### [INPUT FOR THIS TASK]

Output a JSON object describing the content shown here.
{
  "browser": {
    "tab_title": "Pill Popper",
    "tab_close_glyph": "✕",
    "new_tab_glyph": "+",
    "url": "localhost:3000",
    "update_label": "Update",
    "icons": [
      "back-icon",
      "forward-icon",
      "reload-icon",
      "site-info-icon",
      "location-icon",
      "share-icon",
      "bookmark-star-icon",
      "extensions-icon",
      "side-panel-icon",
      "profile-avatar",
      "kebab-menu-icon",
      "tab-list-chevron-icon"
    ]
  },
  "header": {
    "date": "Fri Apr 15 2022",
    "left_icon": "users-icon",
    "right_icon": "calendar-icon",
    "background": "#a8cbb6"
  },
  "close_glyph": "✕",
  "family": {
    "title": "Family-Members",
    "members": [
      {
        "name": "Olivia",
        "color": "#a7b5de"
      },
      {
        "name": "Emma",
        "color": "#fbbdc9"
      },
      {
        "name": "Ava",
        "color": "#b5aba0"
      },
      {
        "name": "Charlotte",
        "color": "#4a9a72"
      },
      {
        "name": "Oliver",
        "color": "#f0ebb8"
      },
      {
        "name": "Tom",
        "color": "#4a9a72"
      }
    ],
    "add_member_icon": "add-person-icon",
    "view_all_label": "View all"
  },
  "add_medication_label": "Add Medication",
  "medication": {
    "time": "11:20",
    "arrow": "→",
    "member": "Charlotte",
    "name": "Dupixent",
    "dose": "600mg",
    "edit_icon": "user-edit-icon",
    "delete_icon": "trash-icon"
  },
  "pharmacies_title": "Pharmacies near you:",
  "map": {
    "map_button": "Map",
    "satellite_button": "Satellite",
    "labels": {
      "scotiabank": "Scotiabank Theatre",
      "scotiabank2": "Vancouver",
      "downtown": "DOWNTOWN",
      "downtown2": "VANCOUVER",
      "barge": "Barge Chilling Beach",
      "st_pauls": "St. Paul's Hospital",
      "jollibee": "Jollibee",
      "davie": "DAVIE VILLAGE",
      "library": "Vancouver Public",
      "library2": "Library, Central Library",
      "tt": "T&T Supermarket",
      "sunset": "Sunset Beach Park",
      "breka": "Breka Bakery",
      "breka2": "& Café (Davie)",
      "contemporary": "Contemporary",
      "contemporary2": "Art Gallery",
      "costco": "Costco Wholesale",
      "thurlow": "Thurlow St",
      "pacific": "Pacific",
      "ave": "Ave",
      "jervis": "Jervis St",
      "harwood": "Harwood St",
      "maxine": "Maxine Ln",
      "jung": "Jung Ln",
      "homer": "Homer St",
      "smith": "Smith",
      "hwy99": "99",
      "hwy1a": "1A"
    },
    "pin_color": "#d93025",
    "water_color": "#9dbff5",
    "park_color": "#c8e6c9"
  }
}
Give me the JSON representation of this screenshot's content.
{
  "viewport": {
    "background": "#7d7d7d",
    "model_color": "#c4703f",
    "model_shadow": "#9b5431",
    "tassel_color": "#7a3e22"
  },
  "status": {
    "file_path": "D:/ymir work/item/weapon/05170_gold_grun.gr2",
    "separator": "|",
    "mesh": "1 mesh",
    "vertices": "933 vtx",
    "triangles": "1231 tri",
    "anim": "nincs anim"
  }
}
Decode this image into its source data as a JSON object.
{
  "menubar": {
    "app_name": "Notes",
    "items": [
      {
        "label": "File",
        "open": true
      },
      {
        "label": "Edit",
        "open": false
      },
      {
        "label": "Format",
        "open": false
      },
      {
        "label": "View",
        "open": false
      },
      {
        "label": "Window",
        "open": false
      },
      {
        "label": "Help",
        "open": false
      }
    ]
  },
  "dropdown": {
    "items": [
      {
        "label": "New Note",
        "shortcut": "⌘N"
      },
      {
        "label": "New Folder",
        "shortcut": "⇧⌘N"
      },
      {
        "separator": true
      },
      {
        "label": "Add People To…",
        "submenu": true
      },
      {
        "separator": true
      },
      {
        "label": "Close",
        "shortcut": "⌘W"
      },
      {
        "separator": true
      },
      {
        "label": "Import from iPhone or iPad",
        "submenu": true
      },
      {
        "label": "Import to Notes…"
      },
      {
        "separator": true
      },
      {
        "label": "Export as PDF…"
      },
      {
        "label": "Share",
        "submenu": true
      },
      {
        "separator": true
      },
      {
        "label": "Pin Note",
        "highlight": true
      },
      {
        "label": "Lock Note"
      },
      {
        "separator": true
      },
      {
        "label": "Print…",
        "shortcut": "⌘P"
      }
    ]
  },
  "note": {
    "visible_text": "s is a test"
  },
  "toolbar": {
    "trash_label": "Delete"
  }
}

### [TO BE DONE]
Copy every record exactly, with nothing added or dropped.

### [ANSWER]
Output a JSON object describing the content shown here.
{
  "browser": {
    "tab_title": "Pill Popper",
    "tab_close_glyph": "✕",
    "new_tab_glyph": "+",
    "url": "localhost:3000",
    "update_label": "Update",
    "icons": [
      "back-icon",
      "forward-icon",
      "reload-icon",
      "site-info-icon",
      "location-icon",
      "share-icon",
      "bookmark-star-icon",
      "extensions-icon",
      "side-panel-icon",
      "profile-avatar",
      "kebab-menu-icon",
      "tab-list-chevron-icon"
    ]
  },
  "header": {
    "date": "Fri Apr 15 2022",
    "left_icon": "users-icon",
    "right_icon": "calendar-icon",
    "background": "#a8cbb6"
  },
  "close_glyph": "✕",
  "family": {
    "title": "Family-Members",
    "members": [
      {
        "name": "Olivia",
        "color": "#a7b5de"
      },
      {
        "name": "Emma",
        "color": "#fbbdc9"
      },
      {
        "name": "Ava",
        "color": "#b5aba0"
      },
      {
        "name": "Charlotte",
        "color": "#4a9a72"
      },
      {
        "name": "Oliver",
        "color": "#f0ebb8"
      },
      {
        "name": "Tom",
        "color": "#4a9a72"
      }
    ],
    "add_member_icon": "add-person-icon",
    "view_all_label": "View all"
  },
  "add_medication_label": "Add Medication",
  "medication": {
    "time": "11:20",
    "arrow": "→",
    "member": "Charlotte",
    "name": "Dupixent",
    "dose": "600mg",
    "edit_icon": "user-edit-icon",
    "delete_icon": "trash-icon"
  },
  "pharmacies_title": "Pharmacies near you:",
  "map": {
    "map_button": "Map",
    "satellite_button": "Satellite",
    "labels": {
      "scotiabank": "Scotiabank Theatre",
      "scotiabank2": "Vancouver",
      "downtown": "DOWNTOWN",
      "downtown2": "VANCOUVER",
      "barge": "Barge Chilling Beach",
      "st_pauls": "St. Paul's Hospital",
      "jollibee": "Jollibee",
      "davie": "DAVIE VILLAGE",
      "library": "Vancouver Public",
      "library2": "Library, Central Library",
      "tt": "T&T Supermarket",
      "sunset": "Sunset Beach Park",
      "breka": "Breka Bakery",
      "breka2": "& Café (Davie)",
      "contemporary": "Contemporary",
      "contemporary2": "Art Gallery",
      "costco": "Costco Wholesale",
      "thurlow": "Thurlow St",
      "pacific": "Pacific",
      "ave": "Ave",
      "jervis": "Jervis St",
      "harwood": "Harwood St",
      "maxine": "Maxine Ln",
      "jung": "Jung Ln",
      "homer": "Homer St",
      "smith": "Smith",
      "hwy99": "99",
      "hwy1a": "1A"
    },
    "pin_color": "#d93025",
    "water_color": "#9dbff5",
    "park_color": "#c8e6c9"
  }
}
Give me the JSON representation of this screenshot's content.
{
  "viewport": {
    "background": "#7d7d7d",
    "model_color": "#c4703f",
    "model_shadow": "#9b5431",
    "tassel_color": "#7a3e22"
  },
  "status": {
    "file_path": "D:/ymir work/item/weapon/05170_gold_grun.gr2",
    "separator": "|",
    "mesh": "1 mesh",
    "vertices": "933 vtx",
    "triangles": "1231 tri",
    "anim": "nincs anim"
  }
}
Decode this image into its source data as a JSON object.
{
  "menubar": {
    "app_name": "Notes",
    "items": [
      {
        "label": "File",
        "open": true
      },
      {
        "label": "Edit",
        "open": false
      },
      {
        "label": "Format",
        "open": false
      },
      {
        "label": "View",
        "open": false
      },
      {
        "label": "Window",
        "open": false
      },
      {
        "label": "Help",
        "open": false
      }
    ]
  },
  "dropdown": {
    "items": [
      {
        "label": "New Note",
        "shortcut": "⌘N"
      },
      {
        "label": "New Folder",
        "shortcut": "⇧⌘N"
      },
      {
        "separator": true
      },
      {
        "label": "Add People To…",
        "submenu": true
      },
      {
        "separator": true
      },
      {
        "label": "Close",
        "shortcut": "⌘W"
      },
      {
        "separator": true
      },
      {
        "label": "Import from iPhone or iPad",
        "submenu": true
      },
      {
        "label": "Import to Notes…"
      },
      {
        "separator": true
      },
      {
        "label": "Export as PDF…"
      },
      {
        "label": "Share",
        "submenu": true
      },
      {
        "separator": true
      },
      {
        "label": "Pin Note",
        "highlight": true
      },
      {
        "label": "Lock Note"
      },
      {
        "separator": true
      },
      {
        "label": "Print…",
        "shortcut": "⌘P"
      }
    ]
  },
  "note": {
    "visible_text": "s is a test"
  },
  "toolbar": {
    "trash_label": "Delete"
  }
}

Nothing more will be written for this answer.